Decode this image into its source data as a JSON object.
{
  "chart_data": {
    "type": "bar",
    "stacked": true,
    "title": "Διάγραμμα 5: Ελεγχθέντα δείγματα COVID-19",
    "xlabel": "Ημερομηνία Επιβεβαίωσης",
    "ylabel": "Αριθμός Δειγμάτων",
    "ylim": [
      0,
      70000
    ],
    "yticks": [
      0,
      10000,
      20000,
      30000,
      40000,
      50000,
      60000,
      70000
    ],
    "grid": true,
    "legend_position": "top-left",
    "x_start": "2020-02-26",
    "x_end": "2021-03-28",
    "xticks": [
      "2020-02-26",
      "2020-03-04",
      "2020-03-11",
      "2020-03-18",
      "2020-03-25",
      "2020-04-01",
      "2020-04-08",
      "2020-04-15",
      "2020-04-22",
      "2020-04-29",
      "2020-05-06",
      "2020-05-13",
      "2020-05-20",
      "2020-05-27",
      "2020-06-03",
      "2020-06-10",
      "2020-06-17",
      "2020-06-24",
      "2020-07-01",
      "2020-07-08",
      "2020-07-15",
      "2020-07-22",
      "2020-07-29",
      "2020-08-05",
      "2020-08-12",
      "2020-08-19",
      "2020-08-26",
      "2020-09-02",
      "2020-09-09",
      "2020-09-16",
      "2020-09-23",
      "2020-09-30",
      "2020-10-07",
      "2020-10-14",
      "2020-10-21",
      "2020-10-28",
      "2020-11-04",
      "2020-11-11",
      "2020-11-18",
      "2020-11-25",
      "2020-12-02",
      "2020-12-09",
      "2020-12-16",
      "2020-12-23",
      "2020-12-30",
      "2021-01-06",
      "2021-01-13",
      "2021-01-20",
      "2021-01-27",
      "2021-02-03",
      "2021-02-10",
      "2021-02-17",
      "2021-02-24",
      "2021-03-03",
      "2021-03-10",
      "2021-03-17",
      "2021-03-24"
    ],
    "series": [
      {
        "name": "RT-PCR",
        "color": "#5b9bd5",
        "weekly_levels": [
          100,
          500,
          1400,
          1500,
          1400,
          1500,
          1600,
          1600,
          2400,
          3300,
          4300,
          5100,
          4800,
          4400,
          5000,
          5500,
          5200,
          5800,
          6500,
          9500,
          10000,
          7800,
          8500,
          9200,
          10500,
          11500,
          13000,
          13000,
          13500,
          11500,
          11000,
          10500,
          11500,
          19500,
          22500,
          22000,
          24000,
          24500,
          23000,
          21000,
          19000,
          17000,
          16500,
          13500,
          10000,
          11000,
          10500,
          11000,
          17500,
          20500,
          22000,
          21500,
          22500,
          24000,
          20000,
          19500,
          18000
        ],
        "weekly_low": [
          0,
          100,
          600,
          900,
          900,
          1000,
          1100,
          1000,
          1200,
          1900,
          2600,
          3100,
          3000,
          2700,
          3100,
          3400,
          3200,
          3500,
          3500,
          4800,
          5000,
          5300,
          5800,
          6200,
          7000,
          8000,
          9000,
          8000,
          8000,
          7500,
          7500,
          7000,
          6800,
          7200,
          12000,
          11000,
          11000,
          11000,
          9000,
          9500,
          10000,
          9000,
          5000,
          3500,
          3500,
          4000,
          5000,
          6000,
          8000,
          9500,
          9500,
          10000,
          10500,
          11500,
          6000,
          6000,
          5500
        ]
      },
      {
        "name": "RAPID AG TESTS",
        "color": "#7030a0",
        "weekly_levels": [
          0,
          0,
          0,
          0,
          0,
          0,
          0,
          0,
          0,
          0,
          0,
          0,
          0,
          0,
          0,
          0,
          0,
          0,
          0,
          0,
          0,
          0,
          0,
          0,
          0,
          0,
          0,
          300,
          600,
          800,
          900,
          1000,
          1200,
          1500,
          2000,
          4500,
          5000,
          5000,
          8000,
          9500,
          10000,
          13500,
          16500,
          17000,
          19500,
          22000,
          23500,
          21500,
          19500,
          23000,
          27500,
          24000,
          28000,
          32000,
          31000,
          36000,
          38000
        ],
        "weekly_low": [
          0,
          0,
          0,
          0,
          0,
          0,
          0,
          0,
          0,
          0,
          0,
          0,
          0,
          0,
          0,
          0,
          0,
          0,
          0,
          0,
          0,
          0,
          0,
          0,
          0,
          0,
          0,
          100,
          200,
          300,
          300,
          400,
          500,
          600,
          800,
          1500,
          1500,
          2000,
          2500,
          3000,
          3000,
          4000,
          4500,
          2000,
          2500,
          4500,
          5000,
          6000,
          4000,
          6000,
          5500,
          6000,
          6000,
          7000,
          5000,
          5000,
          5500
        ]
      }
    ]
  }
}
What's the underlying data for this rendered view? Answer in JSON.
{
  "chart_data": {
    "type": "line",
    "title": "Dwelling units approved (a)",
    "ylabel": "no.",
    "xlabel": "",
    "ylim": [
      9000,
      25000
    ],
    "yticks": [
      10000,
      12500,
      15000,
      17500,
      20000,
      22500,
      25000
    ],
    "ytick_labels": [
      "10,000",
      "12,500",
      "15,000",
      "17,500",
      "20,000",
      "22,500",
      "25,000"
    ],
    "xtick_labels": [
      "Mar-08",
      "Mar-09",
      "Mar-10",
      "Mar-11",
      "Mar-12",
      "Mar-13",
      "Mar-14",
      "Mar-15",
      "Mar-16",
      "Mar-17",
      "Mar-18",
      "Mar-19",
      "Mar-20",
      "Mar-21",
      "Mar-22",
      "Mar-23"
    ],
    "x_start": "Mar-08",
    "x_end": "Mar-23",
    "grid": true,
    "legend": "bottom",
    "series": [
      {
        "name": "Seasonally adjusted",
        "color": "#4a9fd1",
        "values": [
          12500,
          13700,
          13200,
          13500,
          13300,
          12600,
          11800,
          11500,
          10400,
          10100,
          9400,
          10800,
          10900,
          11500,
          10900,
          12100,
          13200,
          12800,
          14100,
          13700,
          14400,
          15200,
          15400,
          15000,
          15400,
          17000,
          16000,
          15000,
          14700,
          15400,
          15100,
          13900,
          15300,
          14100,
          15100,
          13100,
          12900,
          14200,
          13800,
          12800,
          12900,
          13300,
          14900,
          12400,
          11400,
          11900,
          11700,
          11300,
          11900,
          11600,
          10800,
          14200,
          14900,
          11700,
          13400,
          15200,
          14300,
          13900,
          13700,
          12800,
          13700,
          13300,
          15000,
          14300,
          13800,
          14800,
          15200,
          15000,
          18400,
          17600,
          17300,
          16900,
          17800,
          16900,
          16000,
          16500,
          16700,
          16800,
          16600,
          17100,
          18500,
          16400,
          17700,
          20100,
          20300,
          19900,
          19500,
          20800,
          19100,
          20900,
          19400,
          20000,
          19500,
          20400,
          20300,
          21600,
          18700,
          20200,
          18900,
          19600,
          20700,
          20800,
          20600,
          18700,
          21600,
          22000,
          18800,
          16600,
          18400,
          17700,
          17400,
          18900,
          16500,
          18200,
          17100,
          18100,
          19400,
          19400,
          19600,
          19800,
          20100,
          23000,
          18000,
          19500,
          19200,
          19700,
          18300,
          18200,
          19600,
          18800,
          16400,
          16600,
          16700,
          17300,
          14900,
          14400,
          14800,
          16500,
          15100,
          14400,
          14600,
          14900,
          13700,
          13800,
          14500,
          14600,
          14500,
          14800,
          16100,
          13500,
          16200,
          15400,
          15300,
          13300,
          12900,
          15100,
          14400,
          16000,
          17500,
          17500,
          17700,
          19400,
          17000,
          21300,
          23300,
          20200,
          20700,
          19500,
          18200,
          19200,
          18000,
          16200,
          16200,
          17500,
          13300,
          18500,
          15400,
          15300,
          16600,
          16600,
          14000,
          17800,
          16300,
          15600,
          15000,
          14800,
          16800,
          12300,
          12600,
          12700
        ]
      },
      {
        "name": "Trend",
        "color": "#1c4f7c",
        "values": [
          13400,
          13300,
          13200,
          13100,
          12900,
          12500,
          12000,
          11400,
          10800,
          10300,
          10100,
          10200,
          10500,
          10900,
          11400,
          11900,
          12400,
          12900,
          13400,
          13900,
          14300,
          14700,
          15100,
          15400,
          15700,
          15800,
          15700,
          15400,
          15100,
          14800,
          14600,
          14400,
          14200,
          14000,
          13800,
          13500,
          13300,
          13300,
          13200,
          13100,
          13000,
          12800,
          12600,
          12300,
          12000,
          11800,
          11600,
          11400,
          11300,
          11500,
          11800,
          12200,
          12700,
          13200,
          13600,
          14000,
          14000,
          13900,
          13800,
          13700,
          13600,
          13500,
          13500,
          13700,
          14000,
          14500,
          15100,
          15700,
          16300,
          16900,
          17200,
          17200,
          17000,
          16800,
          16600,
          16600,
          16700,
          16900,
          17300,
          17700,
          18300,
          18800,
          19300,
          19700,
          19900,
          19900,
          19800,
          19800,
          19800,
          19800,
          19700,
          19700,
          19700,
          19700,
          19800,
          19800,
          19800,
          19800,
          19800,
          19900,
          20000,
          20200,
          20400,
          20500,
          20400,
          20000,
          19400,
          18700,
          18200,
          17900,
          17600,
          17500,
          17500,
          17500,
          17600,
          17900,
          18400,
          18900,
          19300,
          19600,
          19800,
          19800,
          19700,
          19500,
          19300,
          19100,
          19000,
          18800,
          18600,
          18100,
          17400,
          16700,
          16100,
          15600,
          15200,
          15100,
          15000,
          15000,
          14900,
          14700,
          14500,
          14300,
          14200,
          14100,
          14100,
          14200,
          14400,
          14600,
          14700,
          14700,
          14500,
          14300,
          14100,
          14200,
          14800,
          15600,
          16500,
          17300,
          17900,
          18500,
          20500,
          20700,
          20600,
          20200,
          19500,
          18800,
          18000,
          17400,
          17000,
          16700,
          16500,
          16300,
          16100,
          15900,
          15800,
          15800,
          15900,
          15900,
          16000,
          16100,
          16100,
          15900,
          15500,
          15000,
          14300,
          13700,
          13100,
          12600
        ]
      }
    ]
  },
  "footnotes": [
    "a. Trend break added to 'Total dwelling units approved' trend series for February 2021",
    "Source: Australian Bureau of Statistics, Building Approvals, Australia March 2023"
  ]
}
○ ○ ○ ○
DIRECTION: Copy out every line in the listing where the word "title" appears.

EXERCISE RESULT:
    "title": "Διάγραμμα 5: Ελεγχθέντα δείγματα COVID-19",
    "title": "Dwelling units approved (a)",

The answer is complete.